## BEGIN EXCERPT PROVIDED
Understanding how to configure and optimize an MS-DOS computer might seem like a waste of time in view of the newer operating systems available like Windows 95, Windows 98, Windows NT, and Windows 2000; however, one must remember that MS-DOS is the basic building block of the operating environment for the vast majority of IBM-compatible computers. All IBM-compatible computers today have evolved from this standard. The limitations imposed by MS-DOS and the need to provide backward compatibility have a lot to do with how today's computers operate.
As mentioned in Lesson 1, the job of configuring how MS-DOS runs on a specific computer is done by modifying the CONFIG.SYS and AUTOEXEC.BAT files. During the boot process, MS-DOS looks for these files and executes any commands or loads any drivers properly called for within them. The CONFIG.SYS file is run first and sets up and configures the computer's hardware components. The AUTOEXEC.BAT file executes commands and loads TSR programs.
TSRs are used for a wide variety of tasks in MS-DOS and almost always realign the memory stack. This can quickly lead to problems with the operating environment if they do not behave well, escalating exponentially with each additional TSR. If you run into strange problems, the first place to look is in the TSR used on the system.
## END EXCERPT PROVIDED
> **REQUIRED TASKS**
• a. Retype the MS-DOS passage word for word, everything from "As mentioned in" down to "on the system.".
• b. According to the MS-DOS passage, which file runs first during the boot process?
The rows that follow have no connection to the MS-DOS passage.
## BEGIN RECORD EXTRACTS
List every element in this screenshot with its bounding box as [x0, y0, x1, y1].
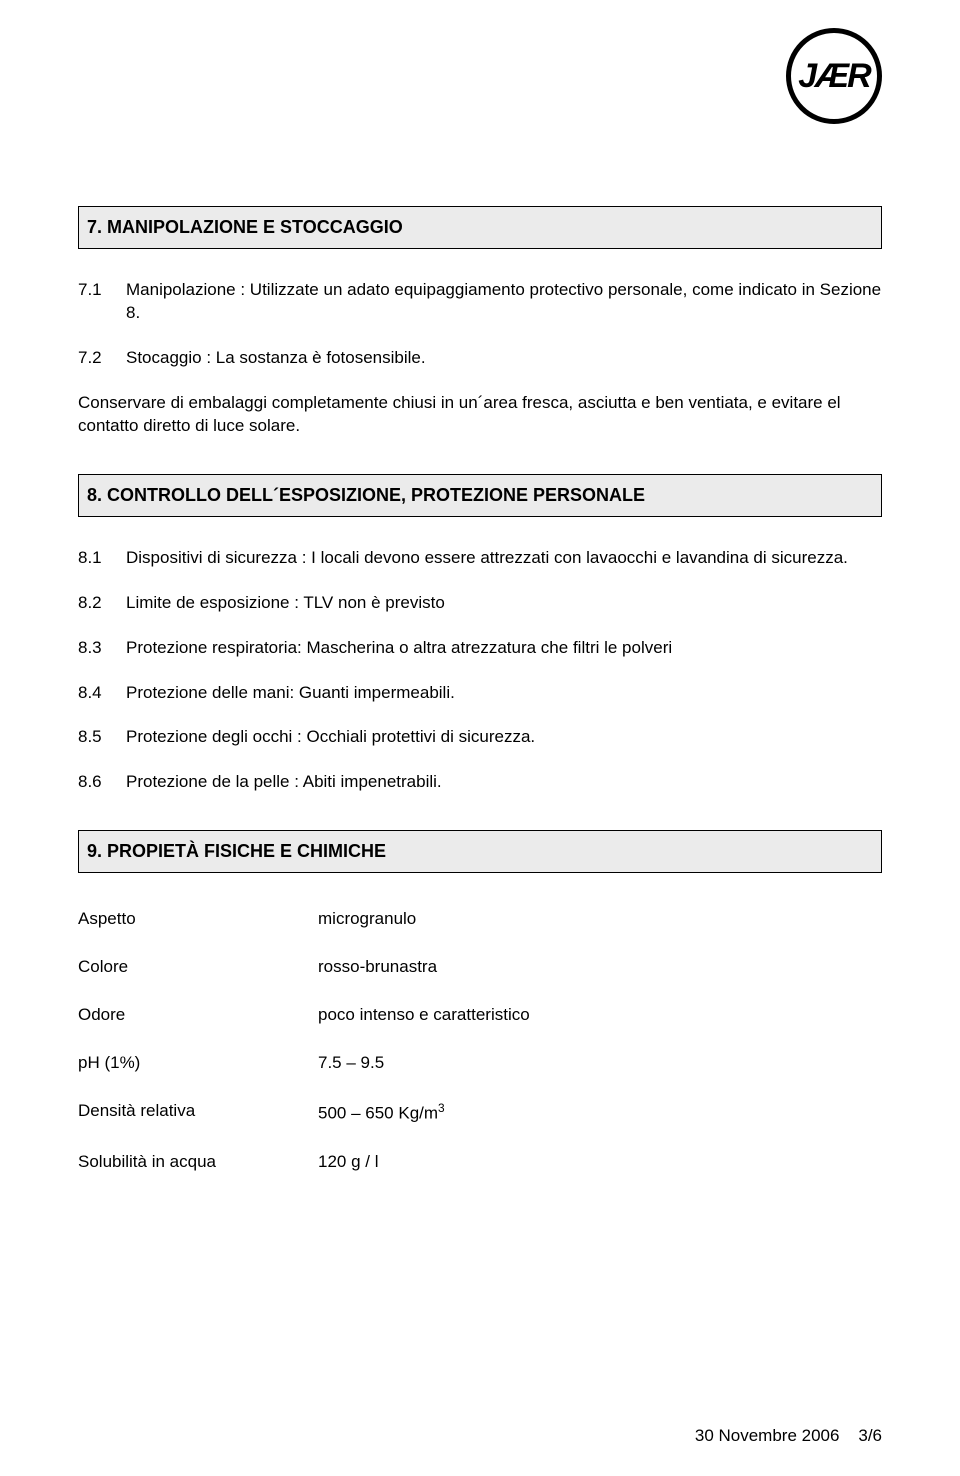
- property-row-colore: Colore rosso-brunastra: [78, 957, 882, 977]
- item-number: 7.2: [78, 347, 126, 370]
- brand-logo: JÆR: [786, 28, 882, 124]
- item-number: 8.1: [78, 547, 126, 570]
- item-text: Limite de esposizione : TLV non è previs…: [126, 592, 882, 615]
- item-number: 8.2: [78, 592, 126, 615]
- section-8-title: 8. CONTROLLO DELL´ESPOSIZIONE, PROTEZION…: [87, 485, 873, 506]
- page-footer: 30 Novembre 2006 3/6: [695, 1426, 882, 1446]
- property-row-aspetto: Aspetto microgranulo: [78, 909, 882, 929]
- item-8-6: 8.6 Protezione de la pelle : Abiti impen…: [78, 771, 882, 794]
- item-7-2: 7.2 Stocaggio : La sostanza è fotosensib…: [78, 347, 882, 370]
- item-8-4: 8.4 Protezione delle mani: Guanti imperm…: [78, 682, 882, 705]
- property-label: Solubilità in acqua: [78, 1152, 318, 1172]
- property-label: Odore: [78, 1005, 318, 1025]
- section-9-header: 9. PROPIETÀ FISICHE E CHIMICHE: [78, 830, 882, 873]
- property-label: Colore: [78, 957, 318, 977]
- item-8-3: 8.3 Protezione respiratoria: Mascherina …: [78, 637, 882, 660]
- footer-page-number: 3/6: [858, 1426, 882, 1445]
- item-8-5: 8.5 Protezione degli occhi : Occhiali pr…: [78, 726, 882, 749]
- item-text: Manipolazione : Utilizzate un adato equi…: [126, 279, 882, 325]
- item-number: 8.6: [78, 771, 126, 794]
- item-text: Protezione delle mani: Guanti impermeabi…: [126, 682, 882, 705]
- property-value: 500 – 650 Kg/m3: [318, 1101, 882, 1124]
- property-row-ph: pH (1%) 7.5 – 9.5: [78, 1053, 882, 1073]
- item-text: Protezione de la pelle : Abiti impenetra…: [126, 771, 882, 794]
- property-value: rosso-brunastra: [318, 957, 882, 977]
- section-7-header: 7. MANIPOLAZIONE E STOCCAGGIO: [78, 206, 882, 249]
- logo-circle: JÆR: [786, 28, 882, 124]
- item-number: 8.3: [78, 637, 126, 660]
- property-row-solubilita: Solubilità in acqua 120 g / l: [78, 1152, 882, 1172]
- properties-table: Aspetto microgranulo Colore rosso-brunas…: [78, 909, 882, 1172]
- item-number: 7.1: [78, 279, 126, 325]
- footer-date: 30 Novembre 2006: [695, 1426, 840, 1445]
- item-8-1: 8.1 Dispositivi di sicurezza : I locali …: [78, 547, 882, 570]
- superscript: 3: [438, 1101, 445, 1115]
- item-8-2: 8.2 Limite de esposizione : TLV non è pr…: [78, 592, 882, 615]
- section-7-title: 7. MANIPOLAZIONE E STOCCAGGIO: [87, 217, 873, 238]
- property-row-densita: Densità relativa 500 – 650 Kg/m3: [78, 1101, 882, 1124]
- section-7-paragraph: Conservare di embalaggi completamente ch…: [78, 392, 882, 438]
- item-text: Protezione respiratoria: Mascherina o al…: [126, 637, 882, 660]
- item-number: 8.4: [78, 682, 126, 705]
- property-value: 7.5 – 9.5: [318, 1053, 882, 1073]
- property-value-text: 500 – 650 Kg/m: [318, 1104, 438, 1123]
- section-9-title: 9. PROPIETÀ FISICHE E CHIMICHE: [87, 841, 873, 862]
- property-value: 120 g / l: [318, 1152, 882, 1172]
- item-7-1: 7.1 Manipolazione : Utilizzate un adato …: [78, 279, 882, 325]
- section-8-header: 8. CONTROLLO DELL´ESPOSIZIONE, PROTEZION…: [78, 474, 882, 517]
- item-text: Protezione degli occhi : Occhiali protet…: [126, 726, 882, 749]
- property-value: microgranulo: [318, 909, 882, 929]
- item-text: Stocaggio : La sostanza è fotosensibile.: [126, 347, 882, 370]
- property-row-odore: Odore poco intenso e caratteristico: [78, 1005, 882, 1025]
- property-label: Aspetto: [78, 909, 318, 929]
- item-number: 8.5: [78, 726, 126, 749]
- property-value: poco intenso e caratteristico: [318, 1005, 882, 1025]
- document-content: 7. MANIPOLAZIONE E STOCCAGGIO 7.1 Manipo…: [78, 40, 882, 1172]
- logo-text: JÆR: [798, 57, 869, 96]
- property-label: pH (1%): [78, 1053, 318, 1073]
- property-label: Densità relativa: [78, 1101, 318, 1124]
- item-text: Dispositivi di sicurezza : I locali devo…: [126, 547, 882, 570]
## END RECORD EXTRACTS
> **EXPECTED RESULTS**
• a.
As mentioned in Lesson 1, the job of configuring how MS-DOS runs on a specific computer is done by modifying the CONFIG.SYS and AUTOEXEC.BAT files. During the boot process, MS-DOS looks for these files and executes any commands or loads any drivers properly called for within them. The CONFIG.SYS file is run first and sets up and configures the computer's hardware components. The AUTOEXEC.BAT file executes commands and loads TSR programs.
TSRs are used for a wide variety of tasks in MS-DOS and almost always realign the memory stack. This can quickly lead to problems with the operating environment if they do not behave well, escalating exponentially with each additional TSR. If you run into strange problems, the first place to look is in the TSR used on the system.

• b. The CONFIG.SYS file runs first.